● **TASK DESCRIPTION**
Your task is to copy each line that has the word "What".

# EXERCISE MATERIALS start

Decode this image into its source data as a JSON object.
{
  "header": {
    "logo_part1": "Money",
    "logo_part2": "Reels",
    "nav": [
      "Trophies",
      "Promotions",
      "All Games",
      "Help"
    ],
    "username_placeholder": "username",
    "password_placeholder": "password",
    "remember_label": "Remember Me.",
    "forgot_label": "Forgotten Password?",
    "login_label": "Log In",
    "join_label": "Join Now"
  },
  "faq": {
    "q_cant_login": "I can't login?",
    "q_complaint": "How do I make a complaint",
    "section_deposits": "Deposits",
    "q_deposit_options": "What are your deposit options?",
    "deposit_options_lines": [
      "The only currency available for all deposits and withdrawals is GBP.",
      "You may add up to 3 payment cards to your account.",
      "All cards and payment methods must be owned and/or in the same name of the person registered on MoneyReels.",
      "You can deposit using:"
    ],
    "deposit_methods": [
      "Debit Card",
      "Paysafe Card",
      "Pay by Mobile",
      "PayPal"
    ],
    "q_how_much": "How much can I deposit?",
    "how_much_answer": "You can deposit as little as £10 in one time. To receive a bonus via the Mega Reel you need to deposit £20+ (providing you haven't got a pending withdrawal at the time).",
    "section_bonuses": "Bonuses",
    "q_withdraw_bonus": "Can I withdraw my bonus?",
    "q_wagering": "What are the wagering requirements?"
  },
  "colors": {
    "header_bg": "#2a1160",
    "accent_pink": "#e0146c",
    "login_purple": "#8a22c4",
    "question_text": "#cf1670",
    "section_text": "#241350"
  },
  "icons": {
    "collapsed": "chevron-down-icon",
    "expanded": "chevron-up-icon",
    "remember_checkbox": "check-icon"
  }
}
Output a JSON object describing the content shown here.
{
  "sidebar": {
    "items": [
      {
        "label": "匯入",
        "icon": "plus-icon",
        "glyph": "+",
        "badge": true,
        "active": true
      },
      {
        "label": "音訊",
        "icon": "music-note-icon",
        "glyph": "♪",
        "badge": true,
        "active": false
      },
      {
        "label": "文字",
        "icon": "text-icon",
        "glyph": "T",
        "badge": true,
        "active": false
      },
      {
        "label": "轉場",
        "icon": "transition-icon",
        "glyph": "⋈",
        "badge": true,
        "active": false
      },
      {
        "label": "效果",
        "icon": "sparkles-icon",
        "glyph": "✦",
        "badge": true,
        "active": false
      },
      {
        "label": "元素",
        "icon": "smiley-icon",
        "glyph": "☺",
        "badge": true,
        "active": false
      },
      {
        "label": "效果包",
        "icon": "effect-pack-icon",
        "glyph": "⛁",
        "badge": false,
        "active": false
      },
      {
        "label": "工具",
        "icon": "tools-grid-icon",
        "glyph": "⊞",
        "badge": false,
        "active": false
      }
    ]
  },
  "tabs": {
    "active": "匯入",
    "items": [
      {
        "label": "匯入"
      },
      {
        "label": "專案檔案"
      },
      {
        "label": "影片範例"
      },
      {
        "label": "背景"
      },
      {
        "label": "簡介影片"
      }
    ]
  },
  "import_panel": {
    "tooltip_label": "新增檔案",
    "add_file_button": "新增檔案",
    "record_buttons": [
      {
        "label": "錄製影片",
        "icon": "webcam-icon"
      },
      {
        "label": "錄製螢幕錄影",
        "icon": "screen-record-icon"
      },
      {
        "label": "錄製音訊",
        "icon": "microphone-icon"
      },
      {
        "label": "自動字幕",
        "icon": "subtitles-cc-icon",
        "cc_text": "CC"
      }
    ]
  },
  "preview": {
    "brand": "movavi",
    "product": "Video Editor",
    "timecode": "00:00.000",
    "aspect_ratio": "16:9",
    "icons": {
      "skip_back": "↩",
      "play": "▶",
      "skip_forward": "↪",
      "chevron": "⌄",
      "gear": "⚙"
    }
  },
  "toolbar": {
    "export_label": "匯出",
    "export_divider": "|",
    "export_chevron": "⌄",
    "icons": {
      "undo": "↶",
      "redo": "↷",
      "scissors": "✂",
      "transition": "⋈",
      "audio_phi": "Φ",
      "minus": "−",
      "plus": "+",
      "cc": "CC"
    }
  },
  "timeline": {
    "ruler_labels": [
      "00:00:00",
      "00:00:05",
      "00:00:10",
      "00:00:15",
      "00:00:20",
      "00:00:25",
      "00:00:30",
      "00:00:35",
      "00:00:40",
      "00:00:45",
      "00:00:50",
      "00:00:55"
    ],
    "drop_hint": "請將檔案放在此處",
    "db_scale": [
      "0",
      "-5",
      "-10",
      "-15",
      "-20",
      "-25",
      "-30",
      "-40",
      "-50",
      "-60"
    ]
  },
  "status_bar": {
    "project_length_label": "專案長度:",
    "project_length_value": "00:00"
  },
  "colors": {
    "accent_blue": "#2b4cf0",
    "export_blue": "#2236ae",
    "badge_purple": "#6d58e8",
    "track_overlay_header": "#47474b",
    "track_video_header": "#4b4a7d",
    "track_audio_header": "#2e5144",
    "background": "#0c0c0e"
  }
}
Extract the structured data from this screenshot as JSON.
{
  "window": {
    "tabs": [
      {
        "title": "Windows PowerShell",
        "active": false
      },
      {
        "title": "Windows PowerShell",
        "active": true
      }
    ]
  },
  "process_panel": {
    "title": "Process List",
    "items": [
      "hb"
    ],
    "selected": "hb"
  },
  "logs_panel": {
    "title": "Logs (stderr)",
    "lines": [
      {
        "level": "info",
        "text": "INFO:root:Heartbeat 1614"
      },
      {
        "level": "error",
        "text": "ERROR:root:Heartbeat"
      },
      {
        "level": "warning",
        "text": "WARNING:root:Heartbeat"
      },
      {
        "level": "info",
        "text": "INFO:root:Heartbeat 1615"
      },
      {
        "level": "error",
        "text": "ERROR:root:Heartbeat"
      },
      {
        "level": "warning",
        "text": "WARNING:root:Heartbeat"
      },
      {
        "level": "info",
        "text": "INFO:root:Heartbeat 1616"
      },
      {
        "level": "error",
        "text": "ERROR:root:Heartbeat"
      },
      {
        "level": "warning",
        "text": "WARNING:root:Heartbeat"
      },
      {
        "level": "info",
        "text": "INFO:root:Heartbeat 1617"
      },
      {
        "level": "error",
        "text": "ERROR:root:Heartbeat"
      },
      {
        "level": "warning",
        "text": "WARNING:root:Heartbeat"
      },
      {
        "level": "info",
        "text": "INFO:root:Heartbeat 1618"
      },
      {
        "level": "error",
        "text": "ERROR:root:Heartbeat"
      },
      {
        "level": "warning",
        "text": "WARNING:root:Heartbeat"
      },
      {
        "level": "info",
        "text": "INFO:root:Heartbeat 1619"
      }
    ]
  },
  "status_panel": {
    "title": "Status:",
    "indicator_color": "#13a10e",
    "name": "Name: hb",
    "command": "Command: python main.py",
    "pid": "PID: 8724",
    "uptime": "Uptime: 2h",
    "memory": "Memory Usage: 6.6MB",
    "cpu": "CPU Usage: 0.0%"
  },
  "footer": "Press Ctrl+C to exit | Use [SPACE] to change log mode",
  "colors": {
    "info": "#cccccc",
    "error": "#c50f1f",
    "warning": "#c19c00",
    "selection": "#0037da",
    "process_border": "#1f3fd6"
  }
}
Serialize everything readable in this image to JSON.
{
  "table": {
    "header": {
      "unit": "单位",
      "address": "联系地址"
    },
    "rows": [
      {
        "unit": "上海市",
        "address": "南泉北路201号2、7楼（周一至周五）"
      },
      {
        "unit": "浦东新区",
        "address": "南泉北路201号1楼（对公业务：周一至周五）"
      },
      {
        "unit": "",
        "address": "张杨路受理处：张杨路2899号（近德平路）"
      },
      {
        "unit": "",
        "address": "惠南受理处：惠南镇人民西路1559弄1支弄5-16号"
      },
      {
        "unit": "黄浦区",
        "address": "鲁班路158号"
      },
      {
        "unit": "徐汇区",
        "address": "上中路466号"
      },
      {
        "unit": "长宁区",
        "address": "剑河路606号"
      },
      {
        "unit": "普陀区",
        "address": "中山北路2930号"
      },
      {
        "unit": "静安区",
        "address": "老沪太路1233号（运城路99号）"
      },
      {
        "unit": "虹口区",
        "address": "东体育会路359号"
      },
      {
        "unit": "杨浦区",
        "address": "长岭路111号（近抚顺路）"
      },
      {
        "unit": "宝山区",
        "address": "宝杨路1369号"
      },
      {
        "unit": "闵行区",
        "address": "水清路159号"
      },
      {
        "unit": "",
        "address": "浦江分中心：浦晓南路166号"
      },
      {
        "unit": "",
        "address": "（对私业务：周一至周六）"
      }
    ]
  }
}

# EXERCISE MATERIALS end

● **EXERCISE SOLUTION**
    "q_deposit_options": "What are your deposit options?",
    "q_wagering": "What are the wagering requirements?"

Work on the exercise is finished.